- Request
Where the word "eXtended" occurs in a line, return that line.

----------

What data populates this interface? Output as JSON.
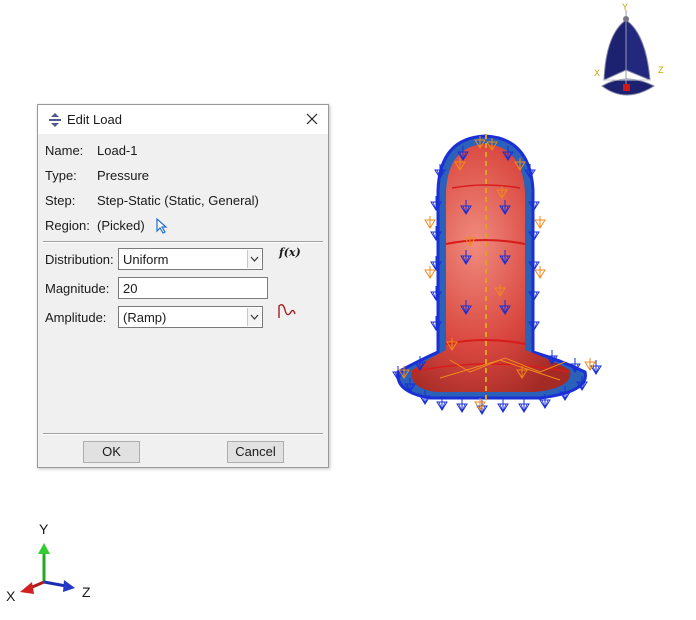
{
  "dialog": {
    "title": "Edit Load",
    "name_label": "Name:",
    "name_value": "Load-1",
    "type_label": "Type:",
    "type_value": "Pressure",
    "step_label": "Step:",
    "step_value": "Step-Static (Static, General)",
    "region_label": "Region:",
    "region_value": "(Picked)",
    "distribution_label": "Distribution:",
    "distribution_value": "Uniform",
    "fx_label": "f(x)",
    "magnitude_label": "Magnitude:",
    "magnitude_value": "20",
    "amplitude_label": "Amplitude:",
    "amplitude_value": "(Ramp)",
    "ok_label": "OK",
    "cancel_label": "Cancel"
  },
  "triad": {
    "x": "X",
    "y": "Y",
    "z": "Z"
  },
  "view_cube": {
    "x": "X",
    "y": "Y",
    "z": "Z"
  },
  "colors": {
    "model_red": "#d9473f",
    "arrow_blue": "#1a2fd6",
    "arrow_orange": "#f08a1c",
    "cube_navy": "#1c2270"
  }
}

----------

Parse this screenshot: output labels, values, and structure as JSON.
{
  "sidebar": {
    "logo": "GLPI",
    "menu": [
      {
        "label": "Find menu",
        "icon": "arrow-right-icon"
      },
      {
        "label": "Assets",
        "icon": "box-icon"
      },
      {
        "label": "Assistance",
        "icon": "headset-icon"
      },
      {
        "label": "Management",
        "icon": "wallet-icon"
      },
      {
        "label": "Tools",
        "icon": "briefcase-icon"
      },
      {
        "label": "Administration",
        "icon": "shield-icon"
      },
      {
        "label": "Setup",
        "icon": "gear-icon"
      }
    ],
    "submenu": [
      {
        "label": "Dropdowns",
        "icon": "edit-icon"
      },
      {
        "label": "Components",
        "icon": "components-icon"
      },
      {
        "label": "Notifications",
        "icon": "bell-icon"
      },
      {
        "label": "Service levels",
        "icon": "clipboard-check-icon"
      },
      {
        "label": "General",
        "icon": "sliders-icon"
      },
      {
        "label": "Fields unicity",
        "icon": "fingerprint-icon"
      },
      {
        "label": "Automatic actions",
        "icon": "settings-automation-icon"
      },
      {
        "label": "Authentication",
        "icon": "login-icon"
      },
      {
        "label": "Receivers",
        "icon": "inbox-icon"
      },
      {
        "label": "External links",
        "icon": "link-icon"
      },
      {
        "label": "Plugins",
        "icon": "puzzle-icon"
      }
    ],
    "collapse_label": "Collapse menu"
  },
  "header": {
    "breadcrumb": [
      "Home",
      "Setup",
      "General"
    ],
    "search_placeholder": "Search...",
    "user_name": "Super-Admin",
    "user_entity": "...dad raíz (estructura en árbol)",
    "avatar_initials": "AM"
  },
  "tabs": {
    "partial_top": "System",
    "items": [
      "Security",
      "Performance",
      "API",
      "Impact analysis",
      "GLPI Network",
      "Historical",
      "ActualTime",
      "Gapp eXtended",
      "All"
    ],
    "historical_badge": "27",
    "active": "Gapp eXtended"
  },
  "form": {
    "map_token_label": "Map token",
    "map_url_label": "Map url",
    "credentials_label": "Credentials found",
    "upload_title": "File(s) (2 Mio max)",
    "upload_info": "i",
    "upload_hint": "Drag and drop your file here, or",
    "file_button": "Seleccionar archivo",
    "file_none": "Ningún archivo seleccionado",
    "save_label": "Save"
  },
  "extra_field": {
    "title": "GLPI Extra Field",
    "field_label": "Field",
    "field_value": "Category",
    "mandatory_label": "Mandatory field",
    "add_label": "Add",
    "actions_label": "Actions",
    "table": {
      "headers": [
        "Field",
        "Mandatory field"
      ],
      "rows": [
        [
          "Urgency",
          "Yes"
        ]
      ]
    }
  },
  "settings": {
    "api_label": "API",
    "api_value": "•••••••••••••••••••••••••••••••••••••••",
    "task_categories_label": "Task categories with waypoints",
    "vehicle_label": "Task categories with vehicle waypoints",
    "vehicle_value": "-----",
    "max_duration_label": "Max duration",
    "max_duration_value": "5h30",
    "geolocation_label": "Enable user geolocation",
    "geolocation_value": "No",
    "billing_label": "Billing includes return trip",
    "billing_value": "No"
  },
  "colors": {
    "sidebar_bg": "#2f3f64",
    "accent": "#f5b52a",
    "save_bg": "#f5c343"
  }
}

----------

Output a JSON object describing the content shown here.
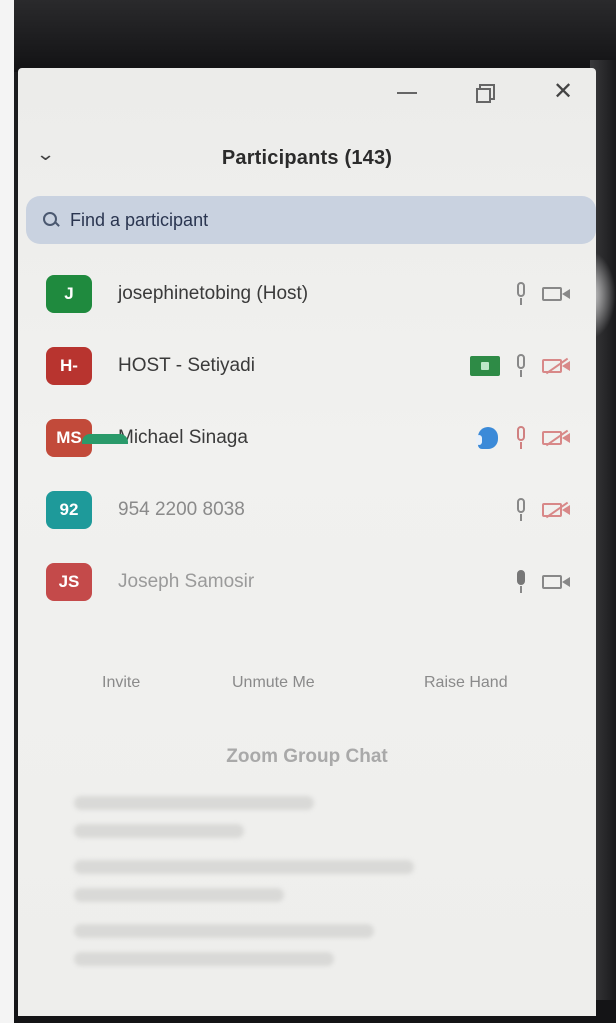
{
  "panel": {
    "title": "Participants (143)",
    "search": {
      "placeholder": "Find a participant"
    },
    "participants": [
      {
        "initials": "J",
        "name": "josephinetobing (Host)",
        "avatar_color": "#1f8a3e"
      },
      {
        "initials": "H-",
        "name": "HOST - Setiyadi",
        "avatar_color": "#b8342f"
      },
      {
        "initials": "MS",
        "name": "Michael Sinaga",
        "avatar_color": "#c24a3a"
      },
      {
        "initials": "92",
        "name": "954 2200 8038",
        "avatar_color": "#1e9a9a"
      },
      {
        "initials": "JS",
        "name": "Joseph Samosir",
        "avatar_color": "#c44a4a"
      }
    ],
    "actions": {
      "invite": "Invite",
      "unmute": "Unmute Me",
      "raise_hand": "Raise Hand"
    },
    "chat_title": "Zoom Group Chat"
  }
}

----------

- Output for this exercise
      "Gapp eXtended",
    "active": "Gapp eXtended"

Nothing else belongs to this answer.